▶ EXERCISE TASK
The answer is a single number: how many lines hold the string "phase".

-- start --

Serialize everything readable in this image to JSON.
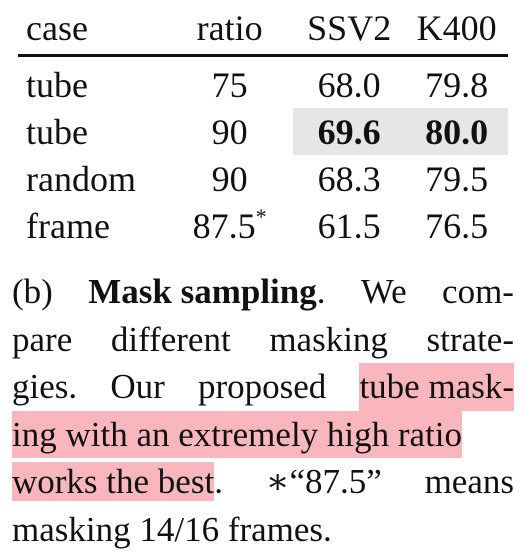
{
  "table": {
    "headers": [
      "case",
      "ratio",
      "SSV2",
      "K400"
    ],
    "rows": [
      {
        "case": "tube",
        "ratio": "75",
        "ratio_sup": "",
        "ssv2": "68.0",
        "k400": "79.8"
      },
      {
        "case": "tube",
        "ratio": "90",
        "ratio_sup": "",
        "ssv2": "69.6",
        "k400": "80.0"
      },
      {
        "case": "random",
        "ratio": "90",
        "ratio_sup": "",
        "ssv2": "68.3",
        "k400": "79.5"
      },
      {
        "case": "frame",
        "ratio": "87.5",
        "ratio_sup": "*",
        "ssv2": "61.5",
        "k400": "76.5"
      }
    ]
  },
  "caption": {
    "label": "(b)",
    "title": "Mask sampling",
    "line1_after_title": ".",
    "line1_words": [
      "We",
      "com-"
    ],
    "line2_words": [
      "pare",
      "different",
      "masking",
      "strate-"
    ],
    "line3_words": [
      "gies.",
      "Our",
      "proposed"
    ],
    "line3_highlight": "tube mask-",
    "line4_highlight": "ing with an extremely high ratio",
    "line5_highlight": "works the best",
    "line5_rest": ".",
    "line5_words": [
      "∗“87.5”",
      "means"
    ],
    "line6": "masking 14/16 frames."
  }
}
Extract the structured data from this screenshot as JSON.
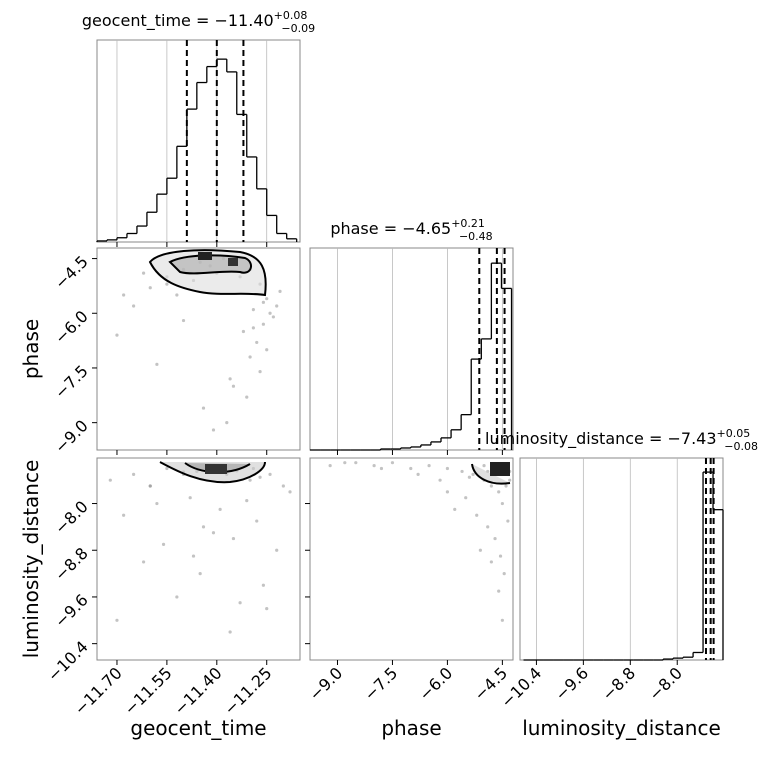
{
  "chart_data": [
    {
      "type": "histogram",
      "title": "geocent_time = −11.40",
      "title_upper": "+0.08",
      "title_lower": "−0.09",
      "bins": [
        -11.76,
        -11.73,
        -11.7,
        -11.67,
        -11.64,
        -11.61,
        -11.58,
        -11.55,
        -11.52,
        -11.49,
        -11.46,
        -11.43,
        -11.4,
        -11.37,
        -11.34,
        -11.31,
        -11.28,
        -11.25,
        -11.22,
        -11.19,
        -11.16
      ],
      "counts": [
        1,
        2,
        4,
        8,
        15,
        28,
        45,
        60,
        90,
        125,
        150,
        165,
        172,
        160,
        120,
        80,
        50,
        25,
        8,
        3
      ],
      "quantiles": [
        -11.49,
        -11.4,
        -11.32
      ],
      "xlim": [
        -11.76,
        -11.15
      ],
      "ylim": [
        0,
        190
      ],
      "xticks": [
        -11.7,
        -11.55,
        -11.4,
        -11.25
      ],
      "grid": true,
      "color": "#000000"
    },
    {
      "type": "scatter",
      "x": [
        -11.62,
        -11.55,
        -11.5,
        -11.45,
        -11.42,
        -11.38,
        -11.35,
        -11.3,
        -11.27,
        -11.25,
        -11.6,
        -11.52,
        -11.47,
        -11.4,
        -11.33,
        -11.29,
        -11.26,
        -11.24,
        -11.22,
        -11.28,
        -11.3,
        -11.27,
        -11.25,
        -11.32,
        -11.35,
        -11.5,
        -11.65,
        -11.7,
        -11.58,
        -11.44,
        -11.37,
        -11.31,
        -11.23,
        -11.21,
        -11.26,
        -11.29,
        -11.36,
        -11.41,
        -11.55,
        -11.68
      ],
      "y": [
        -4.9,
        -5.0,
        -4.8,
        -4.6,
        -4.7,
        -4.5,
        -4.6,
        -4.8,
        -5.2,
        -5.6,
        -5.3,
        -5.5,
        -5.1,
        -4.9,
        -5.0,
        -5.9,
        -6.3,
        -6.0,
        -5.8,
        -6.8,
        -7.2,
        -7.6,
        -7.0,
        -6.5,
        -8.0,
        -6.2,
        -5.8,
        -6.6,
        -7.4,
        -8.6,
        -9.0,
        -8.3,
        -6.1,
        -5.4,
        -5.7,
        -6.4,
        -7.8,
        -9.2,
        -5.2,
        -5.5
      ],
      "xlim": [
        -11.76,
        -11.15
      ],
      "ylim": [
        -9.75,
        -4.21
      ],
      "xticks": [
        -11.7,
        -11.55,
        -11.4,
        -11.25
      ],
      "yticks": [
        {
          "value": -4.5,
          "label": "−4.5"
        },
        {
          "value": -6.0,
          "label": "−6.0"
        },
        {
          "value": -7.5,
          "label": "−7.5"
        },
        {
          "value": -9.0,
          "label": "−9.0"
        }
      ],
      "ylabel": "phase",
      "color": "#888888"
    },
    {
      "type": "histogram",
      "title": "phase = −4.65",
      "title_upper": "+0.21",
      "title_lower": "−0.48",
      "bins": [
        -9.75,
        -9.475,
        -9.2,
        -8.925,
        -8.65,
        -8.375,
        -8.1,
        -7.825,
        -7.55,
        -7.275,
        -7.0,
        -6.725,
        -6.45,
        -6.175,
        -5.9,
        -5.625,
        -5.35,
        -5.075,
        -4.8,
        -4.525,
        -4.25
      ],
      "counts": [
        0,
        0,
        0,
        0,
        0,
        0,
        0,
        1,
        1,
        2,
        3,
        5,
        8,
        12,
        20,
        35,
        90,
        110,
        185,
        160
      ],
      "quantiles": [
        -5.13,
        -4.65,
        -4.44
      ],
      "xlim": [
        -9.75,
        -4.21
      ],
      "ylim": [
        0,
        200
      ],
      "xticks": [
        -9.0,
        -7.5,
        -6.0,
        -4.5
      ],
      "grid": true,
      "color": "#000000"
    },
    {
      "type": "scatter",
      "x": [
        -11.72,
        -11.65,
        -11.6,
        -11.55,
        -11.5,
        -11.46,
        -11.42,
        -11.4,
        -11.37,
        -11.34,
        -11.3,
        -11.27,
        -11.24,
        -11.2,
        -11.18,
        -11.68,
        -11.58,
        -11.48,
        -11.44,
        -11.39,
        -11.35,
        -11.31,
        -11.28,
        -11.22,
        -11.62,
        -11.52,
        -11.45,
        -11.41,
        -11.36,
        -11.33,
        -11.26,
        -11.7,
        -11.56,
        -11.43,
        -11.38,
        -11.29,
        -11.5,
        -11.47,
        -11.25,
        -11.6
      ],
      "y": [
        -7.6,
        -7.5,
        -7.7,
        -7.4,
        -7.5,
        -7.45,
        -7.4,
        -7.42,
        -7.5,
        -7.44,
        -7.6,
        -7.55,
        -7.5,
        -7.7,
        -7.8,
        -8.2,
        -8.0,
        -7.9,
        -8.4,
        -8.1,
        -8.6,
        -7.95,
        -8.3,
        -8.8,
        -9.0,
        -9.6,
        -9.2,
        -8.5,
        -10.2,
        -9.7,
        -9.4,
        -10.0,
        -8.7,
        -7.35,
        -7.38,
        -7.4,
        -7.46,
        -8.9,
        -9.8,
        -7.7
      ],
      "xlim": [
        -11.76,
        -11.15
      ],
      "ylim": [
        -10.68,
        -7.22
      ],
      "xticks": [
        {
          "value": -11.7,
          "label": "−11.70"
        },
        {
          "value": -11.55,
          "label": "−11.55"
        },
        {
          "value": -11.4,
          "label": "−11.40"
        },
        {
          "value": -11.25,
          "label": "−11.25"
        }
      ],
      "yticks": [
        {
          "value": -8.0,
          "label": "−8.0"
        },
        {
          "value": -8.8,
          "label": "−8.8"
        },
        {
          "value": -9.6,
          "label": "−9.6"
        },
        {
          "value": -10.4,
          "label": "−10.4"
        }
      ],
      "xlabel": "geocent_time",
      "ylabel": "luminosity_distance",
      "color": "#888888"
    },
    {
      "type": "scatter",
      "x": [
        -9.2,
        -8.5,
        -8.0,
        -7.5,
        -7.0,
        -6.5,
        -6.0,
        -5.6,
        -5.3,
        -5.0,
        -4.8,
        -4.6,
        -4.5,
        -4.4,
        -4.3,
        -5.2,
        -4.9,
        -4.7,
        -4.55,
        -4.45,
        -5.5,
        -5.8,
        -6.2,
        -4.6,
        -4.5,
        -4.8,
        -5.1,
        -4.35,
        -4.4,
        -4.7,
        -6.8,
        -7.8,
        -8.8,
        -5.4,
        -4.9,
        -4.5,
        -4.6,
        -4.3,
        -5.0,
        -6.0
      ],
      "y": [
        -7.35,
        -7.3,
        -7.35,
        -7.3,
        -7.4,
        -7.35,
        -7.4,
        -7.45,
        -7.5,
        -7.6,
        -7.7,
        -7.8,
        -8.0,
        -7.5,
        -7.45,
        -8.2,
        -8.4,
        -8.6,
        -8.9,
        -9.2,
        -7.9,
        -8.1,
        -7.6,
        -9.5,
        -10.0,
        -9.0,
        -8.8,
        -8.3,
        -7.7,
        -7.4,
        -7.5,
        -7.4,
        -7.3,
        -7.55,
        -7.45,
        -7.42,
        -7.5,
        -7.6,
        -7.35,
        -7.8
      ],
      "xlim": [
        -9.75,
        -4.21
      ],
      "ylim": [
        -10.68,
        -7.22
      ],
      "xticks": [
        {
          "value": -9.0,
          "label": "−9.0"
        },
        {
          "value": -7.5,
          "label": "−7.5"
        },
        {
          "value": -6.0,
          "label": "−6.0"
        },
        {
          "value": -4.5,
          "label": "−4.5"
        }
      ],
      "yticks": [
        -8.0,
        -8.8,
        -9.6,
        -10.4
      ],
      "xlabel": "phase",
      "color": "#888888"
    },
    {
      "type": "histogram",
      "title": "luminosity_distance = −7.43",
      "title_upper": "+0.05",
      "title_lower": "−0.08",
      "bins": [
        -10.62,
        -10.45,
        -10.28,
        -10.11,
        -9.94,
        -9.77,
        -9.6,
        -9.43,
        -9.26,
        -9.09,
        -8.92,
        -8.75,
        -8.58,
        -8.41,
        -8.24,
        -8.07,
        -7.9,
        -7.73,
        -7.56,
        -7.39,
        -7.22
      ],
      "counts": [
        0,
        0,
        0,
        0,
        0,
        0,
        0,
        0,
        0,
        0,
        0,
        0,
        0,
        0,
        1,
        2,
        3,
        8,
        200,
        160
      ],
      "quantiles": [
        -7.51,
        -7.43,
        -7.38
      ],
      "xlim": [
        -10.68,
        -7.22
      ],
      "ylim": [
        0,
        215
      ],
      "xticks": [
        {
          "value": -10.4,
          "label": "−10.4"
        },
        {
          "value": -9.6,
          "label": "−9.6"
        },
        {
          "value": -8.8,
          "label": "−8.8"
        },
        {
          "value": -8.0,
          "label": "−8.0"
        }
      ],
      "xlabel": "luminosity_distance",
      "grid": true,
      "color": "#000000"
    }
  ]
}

-- end --

▶ SOLVED EXERCISE
3